**Texto:**

O Laíla merece

 

            A Mangueira foi melhor. Devo alertar: melhor na televisão. E na televisão o desfile é outro. Perde-se a visão de conjunto, a empolgação (ou não) que independe do foco das câmaras, o calor da arquibancada. E até muitas outras coisas quando a cobertura é muito ruim, como foi a deste ano. Só um rematado canastrão como Mário Cardoso pôde tirar meio ponto da comissão de frente de Carlinhos de Jesus que mesmo roçando no limite da presepada circense, convenceu. O samba da Mangueira era melhor. O enredo, embora conservador, fazia mais sentido. O Mar Vermelho se abrindo na avenida foi um grande achado.

**Listagem:**
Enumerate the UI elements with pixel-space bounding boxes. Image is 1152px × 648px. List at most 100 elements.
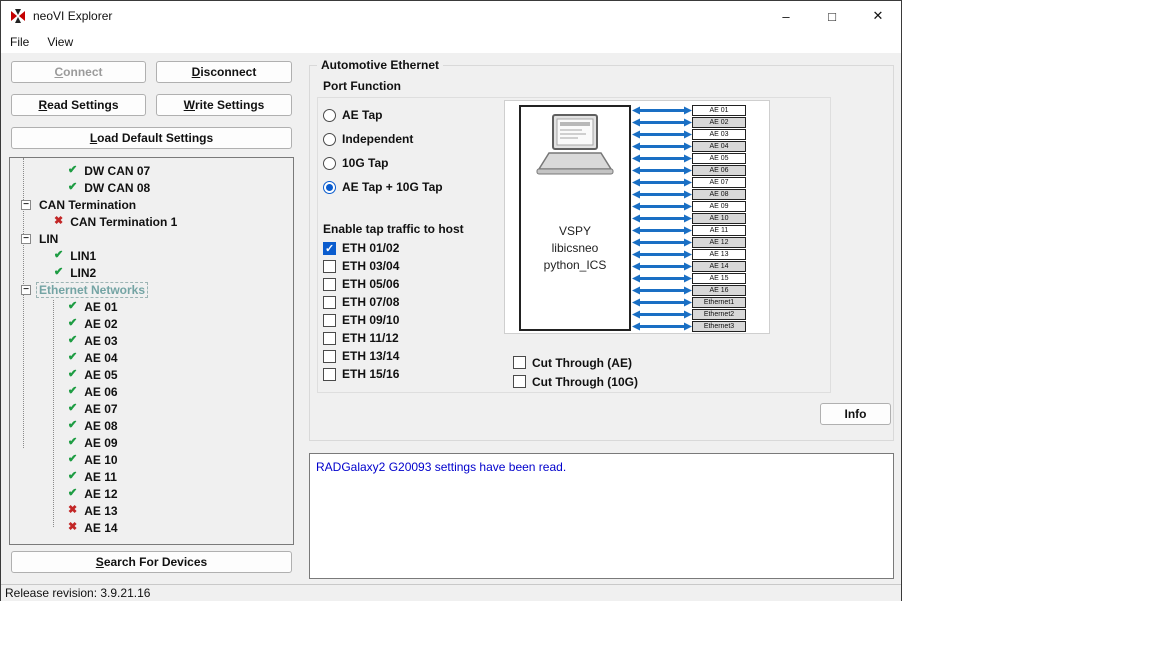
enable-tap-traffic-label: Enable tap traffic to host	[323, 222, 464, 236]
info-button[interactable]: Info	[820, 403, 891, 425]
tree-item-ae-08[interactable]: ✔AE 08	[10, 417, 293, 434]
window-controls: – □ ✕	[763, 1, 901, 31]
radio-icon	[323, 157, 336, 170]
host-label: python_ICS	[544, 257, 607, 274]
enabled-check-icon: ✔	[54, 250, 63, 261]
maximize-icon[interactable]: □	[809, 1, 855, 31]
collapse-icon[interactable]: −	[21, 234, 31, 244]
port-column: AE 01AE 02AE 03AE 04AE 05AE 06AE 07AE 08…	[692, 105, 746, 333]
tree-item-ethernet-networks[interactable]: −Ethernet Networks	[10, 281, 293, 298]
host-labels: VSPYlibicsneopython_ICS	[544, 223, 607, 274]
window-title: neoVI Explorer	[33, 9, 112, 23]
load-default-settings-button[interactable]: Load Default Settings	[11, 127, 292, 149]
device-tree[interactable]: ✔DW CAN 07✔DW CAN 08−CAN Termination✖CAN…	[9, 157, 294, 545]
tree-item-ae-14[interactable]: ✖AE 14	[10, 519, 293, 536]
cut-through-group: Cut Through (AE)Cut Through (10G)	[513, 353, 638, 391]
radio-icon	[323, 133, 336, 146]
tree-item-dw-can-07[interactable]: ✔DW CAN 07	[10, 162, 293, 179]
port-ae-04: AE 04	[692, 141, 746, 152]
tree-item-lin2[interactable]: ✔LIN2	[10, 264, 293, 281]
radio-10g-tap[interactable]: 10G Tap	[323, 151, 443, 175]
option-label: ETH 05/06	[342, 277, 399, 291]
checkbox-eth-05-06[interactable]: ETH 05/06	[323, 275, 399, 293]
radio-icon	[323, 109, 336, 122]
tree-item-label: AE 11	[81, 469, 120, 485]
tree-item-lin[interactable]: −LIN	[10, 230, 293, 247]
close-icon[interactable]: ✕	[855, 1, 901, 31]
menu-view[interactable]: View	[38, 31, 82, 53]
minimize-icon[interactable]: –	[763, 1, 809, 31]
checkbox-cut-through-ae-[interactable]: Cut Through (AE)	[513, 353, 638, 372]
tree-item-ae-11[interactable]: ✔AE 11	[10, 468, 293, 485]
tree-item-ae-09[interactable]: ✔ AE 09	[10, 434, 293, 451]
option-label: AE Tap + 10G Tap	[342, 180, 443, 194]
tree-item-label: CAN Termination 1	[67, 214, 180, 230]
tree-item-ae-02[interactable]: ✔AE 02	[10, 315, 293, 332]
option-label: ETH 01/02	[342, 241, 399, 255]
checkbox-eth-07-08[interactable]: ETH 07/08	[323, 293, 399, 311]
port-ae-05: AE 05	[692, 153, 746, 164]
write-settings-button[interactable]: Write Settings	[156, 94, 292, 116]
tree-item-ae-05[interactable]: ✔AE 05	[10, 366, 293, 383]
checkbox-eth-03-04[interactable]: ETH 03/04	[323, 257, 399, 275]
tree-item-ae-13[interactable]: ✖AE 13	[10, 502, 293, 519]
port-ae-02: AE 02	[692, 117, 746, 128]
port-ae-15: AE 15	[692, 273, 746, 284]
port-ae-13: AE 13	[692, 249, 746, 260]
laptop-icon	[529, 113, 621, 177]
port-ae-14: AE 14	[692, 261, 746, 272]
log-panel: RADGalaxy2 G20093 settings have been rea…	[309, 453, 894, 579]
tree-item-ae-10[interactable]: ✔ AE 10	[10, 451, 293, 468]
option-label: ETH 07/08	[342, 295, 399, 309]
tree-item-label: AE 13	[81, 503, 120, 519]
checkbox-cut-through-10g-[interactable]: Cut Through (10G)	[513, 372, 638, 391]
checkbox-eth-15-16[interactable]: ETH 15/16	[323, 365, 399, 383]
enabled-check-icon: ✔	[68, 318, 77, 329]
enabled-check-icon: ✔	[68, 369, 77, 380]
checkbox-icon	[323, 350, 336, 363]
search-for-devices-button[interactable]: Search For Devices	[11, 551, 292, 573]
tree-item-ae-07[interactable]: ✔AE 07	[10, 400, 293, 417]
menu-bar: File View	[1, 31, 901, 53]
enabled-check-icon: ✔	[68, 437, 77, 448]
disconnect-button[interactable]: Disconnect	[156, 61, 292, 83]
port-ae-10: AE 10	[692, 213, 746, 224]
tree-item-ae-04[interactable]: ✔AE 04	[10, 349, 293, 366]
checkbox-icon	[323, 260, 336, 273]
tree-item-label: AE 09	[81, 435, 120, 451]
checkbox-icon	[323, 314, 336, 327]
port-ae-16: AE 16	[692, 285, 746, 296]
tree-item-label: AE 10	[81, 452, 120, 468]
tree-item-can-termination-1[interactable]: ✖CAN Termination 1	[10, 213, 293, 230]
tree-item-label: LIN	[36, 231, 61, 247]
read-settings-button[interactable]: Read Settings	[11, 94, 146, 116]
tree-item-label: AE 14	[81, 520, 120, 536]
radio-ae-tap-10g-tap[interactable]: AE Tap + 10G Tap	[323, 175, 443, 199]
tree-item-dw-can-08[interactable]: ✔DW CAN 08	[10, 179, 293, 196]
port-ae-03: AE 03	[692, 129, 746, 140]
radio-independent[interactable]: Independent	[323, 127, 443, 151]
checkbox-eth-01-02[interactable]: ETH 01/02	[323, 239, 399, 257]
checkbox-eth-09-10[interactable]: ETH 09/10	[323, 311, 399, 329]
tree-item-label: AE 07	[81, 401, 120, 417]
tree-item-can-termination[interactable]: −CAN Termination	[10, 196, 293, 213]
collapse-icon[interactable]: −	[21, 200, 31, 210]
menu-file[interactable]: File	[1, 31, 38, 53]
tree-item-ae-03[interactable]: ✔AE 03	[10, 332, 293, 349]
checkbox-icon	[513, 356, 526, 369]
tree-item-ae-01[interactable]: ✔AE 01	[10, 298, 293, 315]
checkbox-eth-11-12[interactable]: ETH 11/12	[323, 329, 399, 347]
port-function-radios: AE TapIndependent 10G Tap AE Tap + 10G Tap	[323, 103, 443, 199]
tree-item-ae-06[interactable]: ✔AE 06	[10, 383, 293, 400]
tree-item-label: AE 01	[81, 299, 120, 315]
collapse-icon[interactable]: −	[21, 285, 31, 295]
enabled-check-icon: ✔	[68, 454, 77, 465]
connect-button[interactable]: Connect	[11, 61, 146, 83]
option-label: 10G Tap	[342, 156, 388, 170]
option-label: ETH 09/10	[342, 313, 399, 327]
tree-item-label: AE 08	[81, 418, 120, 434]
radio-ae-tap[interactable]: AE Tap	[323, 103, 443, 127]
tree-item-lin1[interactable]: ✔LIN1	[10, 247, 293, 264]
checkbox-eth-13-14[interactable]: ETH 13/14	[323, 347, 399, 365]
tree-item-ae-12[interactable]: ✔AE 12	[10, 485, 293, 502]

...

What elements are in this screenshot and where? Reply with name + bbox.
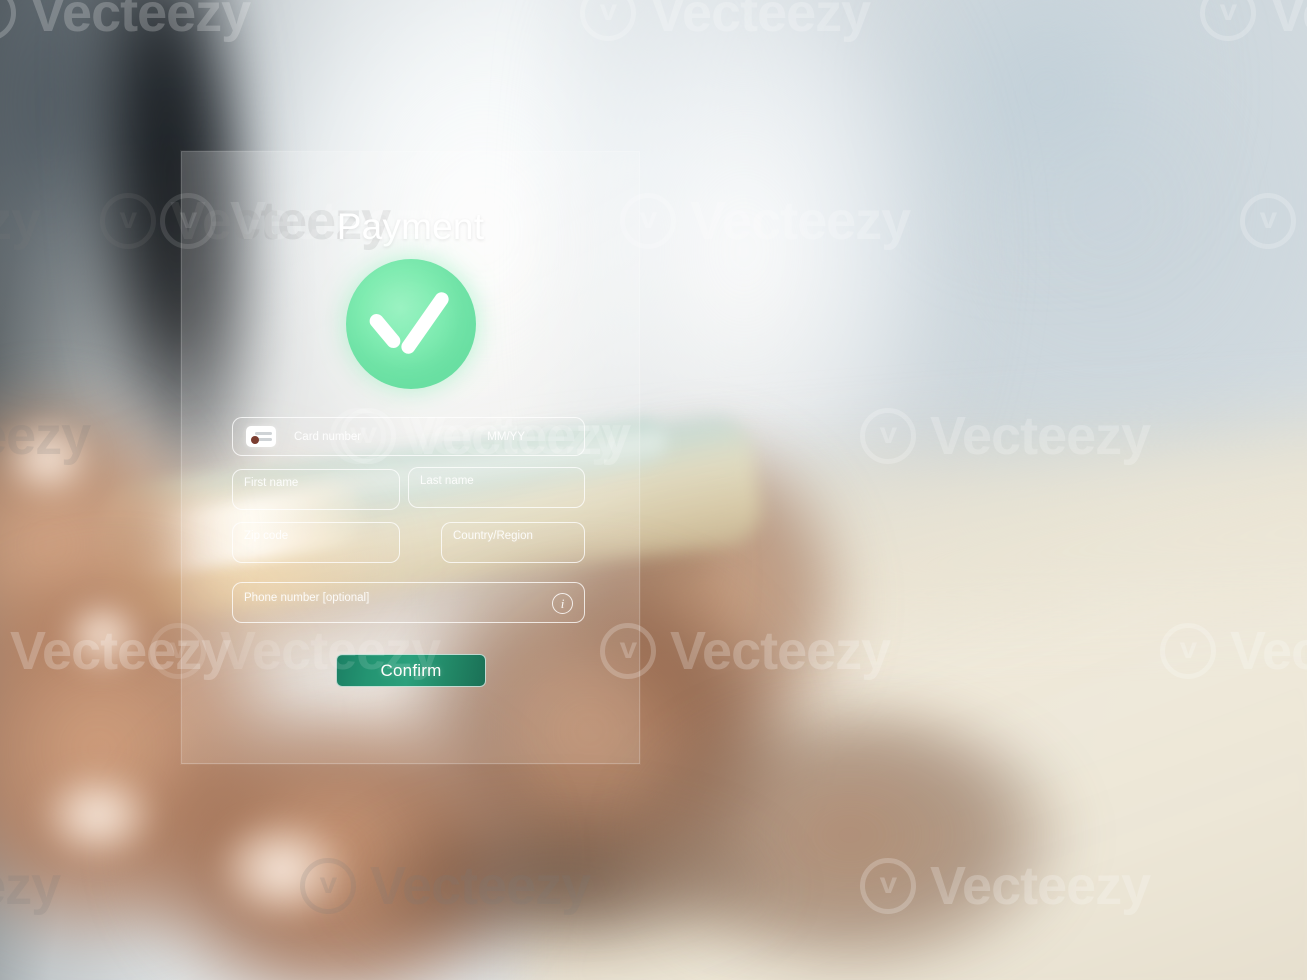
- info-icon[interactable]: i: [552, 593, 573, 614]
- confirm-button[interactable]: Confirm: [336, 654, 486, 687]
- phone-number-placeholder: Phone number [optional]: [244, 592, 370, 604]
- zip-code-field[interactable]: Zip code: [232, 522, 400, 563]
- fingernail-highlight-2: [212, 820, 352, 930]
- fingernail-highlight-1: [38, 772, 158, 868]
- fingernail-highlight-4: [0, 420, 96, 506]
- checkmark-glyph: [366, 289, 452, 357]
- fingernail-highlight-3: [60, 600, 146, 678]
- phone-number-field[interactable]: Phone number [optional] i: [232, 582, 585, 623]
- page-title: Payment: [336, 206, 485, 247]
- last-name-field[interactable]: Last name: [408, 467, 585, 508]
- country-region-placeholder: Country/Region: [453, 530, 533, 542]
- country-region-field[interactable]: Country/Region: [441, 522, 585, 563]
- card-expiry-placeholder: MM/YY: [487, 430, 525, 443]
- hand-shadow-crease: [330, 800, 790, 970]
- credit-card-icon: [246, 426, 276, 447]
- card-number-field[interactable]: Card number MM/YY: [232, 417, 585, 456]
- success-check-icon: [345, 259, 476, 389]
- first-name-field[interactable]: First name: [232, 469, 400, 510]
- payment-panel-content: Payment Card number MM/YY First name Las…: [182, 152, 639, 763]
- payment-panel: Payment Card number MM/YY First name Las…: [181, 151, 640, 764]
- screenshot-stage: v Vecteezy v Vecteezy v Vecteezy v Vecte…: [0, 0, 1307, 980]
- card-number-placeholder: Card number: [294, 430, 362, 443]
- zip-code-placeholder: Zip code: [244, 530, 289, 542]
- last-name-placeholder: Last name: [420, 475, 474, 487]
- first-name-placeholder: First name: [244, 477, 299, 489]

**O que fazer:**
1. Por favor, repita na íntegra o trecho da listagem que começa na linha que contém "enable-tap-traffic-label: Enable tap" e termina na linha que contém "load-default-settings-button[interactable]: Load Default", incluindo essas duas linhas.
2. Dê continuidade ao texto sobre o desfile da Mangueira a partir do ponto em que ele termina.
A listagem não tem relação alguma com o texto sobre o desfile da Mangueira.

**Respostas:**
1.
enable-tap-traffic-label: Enable tap traffic to host	[323, 222, 464, 236]
info-button[interactable]: Info	[820, 403, 891, 425]
tree-item-ae-08[interactable]: ✔AE 08	[10, 417, 293, 434]
window-controls: – □ ✕	[763, 1, 901, 31]
radio-icon	[323, 157, 336, 170]
host-label: python_ICS	[544, 257, 607, 274]
enabled-check-icon: ✔	[54, 250, 63, 261]
maximize-icon[interactable]: □	[809, 1, 855, 31]
collapse-icon[interactable]: −	[21, 234, 31, 244]
port-column: AE 01AE 02AE 03AE 04AE 05AE 06AE 07AE 08…	[692, 105, 746, 333]
tree-item-ethernet-networks[interactable]: −Ethernet Networks	[10, 281, 293, 298]
host-labels: VSPYlibicsneopython_ICS	[544, 223, 607, 274]
window-title: neoVI Explorer	[33, 9, 112, 23]
load-default-settings-button[interactable]: Load Default Settings	[11, 127, 292, 149]

2.
            Dito isso, é preciso dizer que Laíla, diretor de Carnaval da Beija-Flor, merecia ganhar. Aliás, há muito tempo. Se o título de Cidadão Samba ainda fizesse algum sentido, seria de Laíla. Ele é uma enciclopédia viva das escolas de samba. Sabe tudo. Foi diretor de Harmonia do Salgueiro nos bons tempos de Fernando Pamplona. Mudou-se para a Beija-Flor com Joãosinho Trinta. Saiu. Passou uns tempos na Grande Rio. Voltou para Nilópolis. Não para ser carnavalesco, mas para ser diretor de Carnaval. Faz mais sentido. Não é figurinista, arquiteto, museólogo. É um homem-samba. Samba-enredo.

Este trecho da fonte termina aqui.